WHAT YOU HAVE TO DO
Reproduce the data exactly.

[Rows from a dataset]
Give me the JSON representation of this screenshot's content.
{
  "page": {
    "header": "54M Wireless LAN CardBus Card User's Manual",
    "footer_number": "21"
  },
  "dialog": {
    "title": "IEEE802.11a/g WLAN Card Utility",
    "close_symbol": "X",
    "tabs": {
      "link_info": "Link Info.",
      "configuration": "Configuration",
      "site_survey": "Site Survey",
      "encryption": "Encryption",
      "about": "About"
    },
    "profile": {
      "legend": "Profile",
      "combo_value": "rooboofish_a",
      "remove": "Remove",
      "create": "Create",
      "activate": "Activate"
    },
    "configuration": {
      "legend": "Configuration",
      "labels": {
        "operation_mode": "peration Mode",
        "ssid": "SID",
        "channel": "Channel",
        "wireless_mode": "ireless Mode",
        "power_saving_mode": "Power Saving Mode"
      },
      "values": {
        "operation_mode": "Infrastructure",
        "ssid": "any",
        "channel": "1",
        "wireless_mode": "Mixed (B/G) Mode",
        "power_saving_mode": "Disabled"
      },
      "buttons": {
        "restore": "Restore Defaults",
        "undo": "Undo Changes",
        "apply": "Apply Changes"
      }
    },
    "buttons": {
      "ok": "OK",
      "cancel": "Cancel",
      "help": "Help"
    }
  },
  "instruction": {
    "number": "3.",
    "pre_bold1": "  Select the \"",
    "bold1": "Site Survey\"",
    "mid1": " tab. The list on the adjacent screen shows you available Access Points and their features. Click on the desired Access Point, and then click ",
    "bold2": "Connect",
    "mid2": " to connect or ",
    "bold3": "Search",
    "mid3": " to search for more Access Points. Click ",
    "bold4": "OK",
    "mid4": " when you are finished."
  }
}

EXPECTED ANSWER
Give me the JSON representation of this screenshot's content.
{
  "page": {
    "header": "54M Wireless LAN CardBus Card User's Manual",
    "footer_number": "21"
  },
  "dialog": {
    "title": "IEEE802.11a/g WLAN Card Utility",
    "close_symbol": "X",
    "tabs": {
      "link_info": "Link Info.",
      "configuration": "Configuration",
      "site_survey": "Site Survey",
      "encryption": "Encryption",
      "about": "About"
    },
    "profile": {
      "legend": "Profile",
      "combo_value": "rooboofish_a",
      "remove": "Remove",
      "create": "Create",
      "activate": "Activate"
    },
    "configuration": {
      "legend": "Configuration",
      "labels": {
        "operation_mode": "peration Mode",
        "ssid": "SID",
        "channel": "Channel",
        "wireless_mode": "ireless Mode",
        "power_saving_mode": "Power Saving Mode"
      },
      "values": {
        "operation_mode": "Infrastructure",
        "ssid": "any",
        "channel": "1",
        "wireless_mode": "Mixed (B/G) Mode",
        "power_saving_mode": "Disabled"
      },
      "buttons": {
        "restore": "Restore Defaults",
        "undo": "Undo Changes",
        "apply": "Apply Changes"
      }
    },
    "buttons": {
      "ok": "OK",
      "cancel": "Cancel",
      "help": "Help"
    }
  },
  "instruction": {
    "number": "3.",
    "pre_bold1": "  Select the \"",
    "bold1": "Site Survey\"",
    "mid1": " tab. The list on the adjacent screen shows you available Access Points and their features. Click on the desired Access Point, and then click ",
    "bold2": "Connect",
    "mid2": " to connect or ",
    "bold3": "Search",
    "mid3": " to search for more Access Points. Click ",
    "bold4": "OK",
    "mid4": " when you are finished."
  }
}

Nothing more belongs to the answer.